(Data records)
————————

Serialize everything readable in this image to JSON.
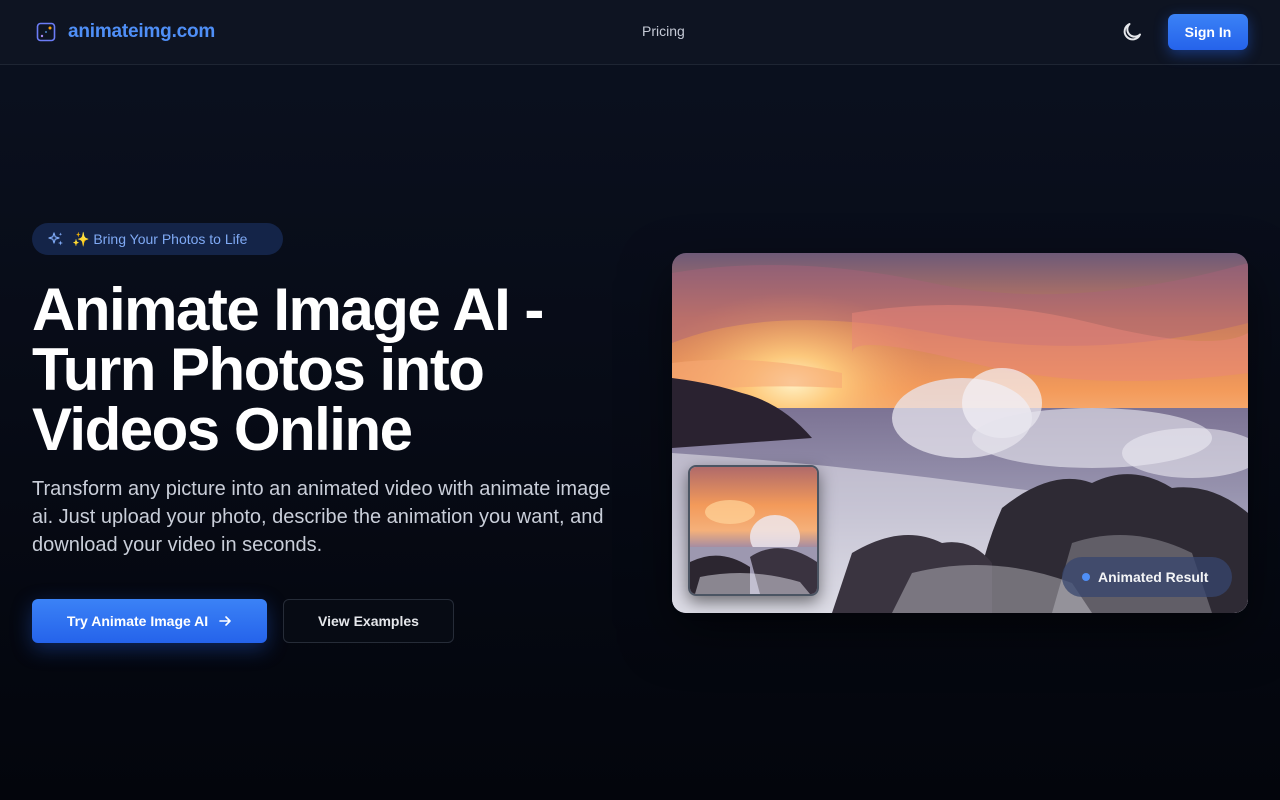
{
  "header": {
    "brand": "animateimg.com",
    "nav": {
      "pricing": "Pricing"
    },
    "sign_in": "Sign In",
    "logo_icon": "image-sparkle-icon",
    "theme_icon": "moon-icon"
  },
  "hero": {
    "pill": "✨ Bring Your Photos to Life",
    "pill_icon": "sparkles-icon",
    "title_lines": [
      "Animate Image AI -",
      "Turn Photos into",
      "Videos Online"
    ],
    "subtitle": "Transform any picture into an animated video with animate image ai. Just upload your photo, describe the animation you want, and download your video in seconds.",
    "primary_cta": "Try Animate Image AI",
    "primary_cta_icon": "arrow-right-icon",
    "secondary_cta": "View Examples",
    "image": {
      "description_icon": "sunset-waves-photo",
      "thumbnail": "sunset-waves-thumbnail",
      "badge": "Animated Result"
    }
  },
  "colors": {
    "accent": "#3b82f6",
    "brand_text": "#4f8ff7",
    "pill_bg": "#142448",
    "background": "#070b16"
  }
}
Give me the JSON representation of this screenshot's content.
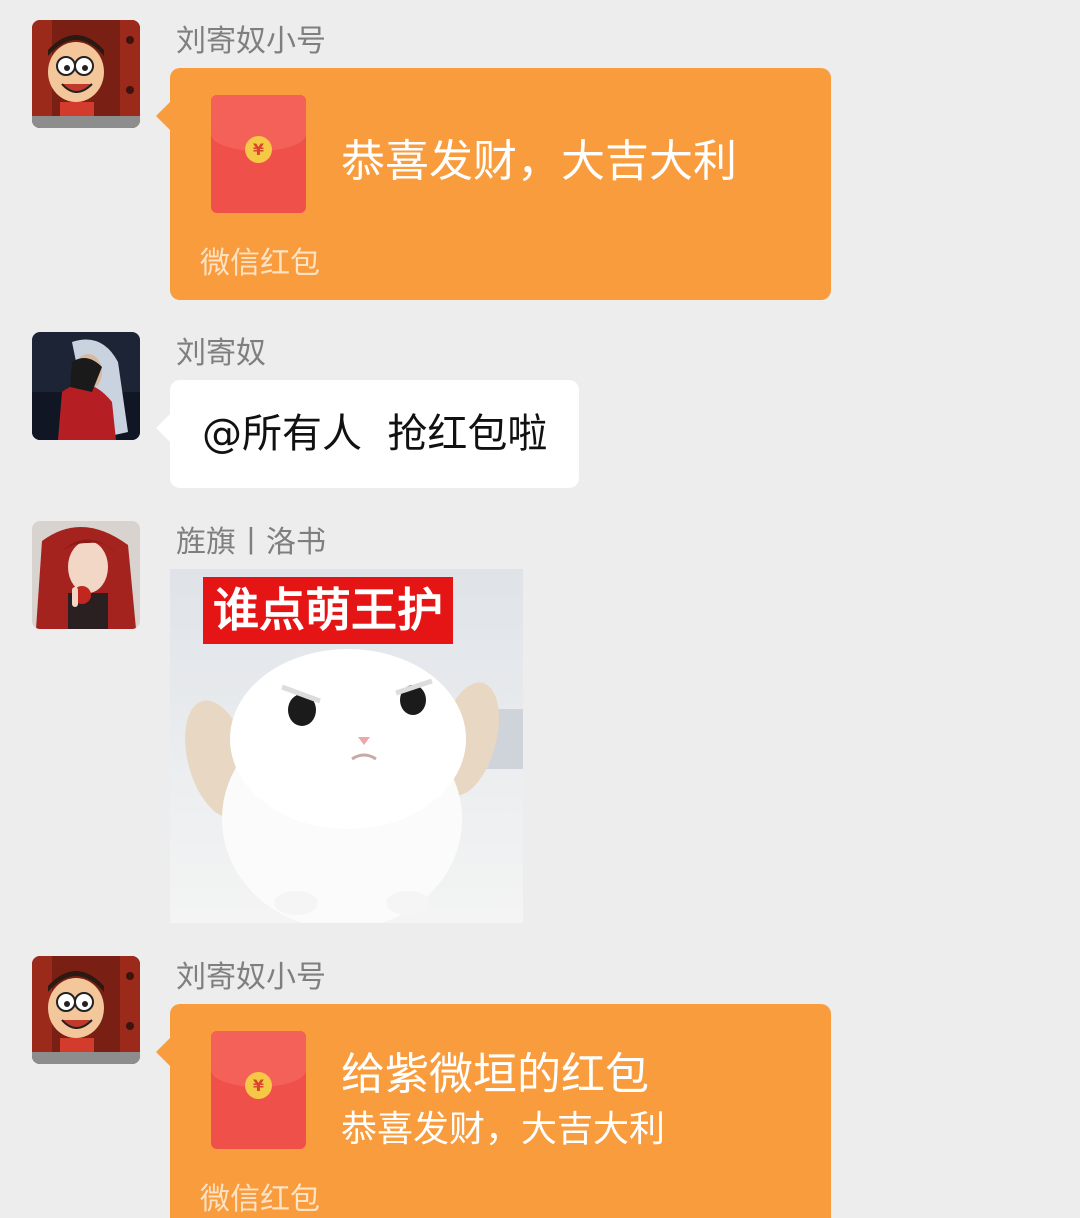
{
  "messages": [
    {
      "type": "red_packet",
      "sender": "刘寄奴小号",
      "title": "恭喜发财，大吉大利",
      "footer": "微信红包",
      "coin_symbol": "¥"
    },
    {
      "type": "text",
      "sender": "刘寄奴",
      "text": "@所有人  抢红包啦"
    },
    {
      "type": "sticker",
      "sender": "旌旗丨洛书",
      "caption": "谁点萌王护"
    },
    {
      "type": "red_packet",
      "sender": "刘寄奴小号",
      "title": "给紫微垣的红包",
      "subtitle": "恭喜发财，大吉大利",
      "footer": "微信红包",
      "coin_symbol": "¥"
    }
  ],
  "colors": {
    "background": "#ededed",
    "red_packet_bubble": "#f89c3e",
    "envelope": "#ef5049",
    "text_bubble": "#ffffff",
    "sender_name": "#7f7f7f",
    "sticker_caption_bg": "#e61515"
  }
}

————————

### TASK TO CARRY OUT
Find the lines that include the string "waves", then copy each of them.

### TASK ANSWER
      "description_icon": "sunset-waves-photo",
      "thumbnail": "sunset-waves-thumbnail",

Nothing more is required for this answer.